__WHAT YOU ARE ASKED TO DO__
The line containing "What's the underlying" marks the start; return it and every line after it in the listing below, exactly, through the last.

Stored data
* start *
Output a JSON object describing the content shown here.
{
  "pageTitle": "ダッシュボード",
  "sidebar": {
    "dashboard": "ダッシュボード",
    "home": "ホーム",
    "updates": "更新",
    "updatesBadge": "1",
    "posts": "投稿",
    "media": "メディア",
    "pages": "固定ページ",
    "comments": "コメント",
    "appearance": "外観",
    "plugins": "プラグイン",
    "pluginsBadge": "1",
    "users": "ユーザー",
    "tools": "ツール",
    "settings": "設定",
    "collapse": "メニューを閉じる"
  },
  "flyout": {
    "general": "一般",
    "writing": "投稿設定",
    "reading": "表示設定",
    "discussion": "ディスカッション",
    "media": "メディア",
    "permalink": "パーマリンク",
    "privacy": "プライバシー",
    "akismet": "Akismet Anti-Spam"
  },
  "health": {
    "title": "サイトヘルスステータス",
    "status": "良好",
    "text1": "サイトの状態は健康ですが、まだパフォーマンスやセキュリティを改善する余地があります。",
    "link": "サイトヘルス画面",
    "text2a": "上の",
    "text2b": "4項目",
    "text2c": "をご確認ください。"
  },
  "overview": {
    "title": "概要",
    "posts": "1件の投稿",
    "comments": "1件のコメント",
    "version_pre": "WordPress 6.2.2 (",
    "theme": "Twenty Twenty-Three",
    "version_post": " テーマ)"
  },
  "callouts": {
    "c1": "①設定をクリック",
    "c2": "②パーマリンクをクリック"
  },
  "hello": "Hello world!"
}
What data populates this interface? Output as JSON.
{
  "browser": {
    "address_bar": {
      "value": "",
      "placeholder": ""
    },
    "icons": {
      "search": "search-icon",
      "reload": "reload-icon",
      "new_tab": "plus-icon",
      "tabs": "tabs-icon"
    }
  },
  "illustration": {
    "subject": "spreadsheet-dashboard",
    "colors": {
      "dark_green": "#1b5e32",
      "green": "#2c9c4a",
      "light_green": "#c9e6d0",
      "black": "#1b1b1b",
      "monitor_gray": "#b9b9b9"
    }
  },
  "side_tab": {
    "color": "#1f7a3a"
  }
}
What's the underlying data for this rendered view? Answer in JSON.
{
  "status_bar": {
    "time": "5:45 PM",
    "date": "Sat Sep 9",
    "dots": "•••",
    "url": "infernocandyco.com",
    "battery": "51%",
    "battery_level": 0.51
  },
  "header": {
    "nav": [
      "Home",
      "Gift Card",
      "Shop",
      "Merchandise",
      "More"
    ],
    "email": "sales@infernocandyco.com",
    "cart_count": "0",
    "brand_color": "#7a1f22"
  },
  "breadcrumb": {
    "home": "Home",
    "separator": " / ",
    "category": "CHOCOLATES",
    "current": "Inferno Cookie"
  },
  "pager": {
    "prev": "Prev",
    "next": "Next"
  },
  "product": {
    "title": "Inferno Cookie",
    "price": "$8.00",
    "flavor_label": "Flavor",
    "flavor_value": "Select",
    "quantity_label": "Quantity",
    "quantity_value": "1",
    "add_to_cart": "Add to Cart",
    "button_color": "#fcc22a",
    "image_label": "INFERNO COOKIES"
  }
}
* end *
__FINAL ANSWER__
What's the underlying data for this rendered view? Answer in JSON.
{
  "status_bar": {
    "time": "5:45 PM",
    "date": "Sat Sep 9",
    "dots": "•••",
    "url": "infernocandyco.com",
    "battery": "51%",
    "battery_level": 0.51
  },
  "header": {
    "nav": [
      "Home",
      "Gift Card",
      "Shop",
      "Merchandise",
      "More"
    ],
    "email": "sales@infernocandyco.com",
    "cart_count": "0",
    "brand_color": "#7a1f22"
  },
  "breadcrumb": {
    "home": "Home",
    "separator": " / ",
    "category": "CHOCOLATES",
    "current": "Inferno Cookie"
  },
  "pager": {
    "prev": "Prev",
    "next": "Next"
  },
  "product": {
    "title": "Inferno Cookie",
    "price": "$8.00",
    "flavor_label": "Flavor",
    "flavor_value": "Select",
    "quantity_label": "Quantity",
    "quantity_value": "1",
    "add_to_cart": "Add to Cart",
    "button_color": "#fcc22a",
    "image_label": "INFERNO COOKIES"
  }
}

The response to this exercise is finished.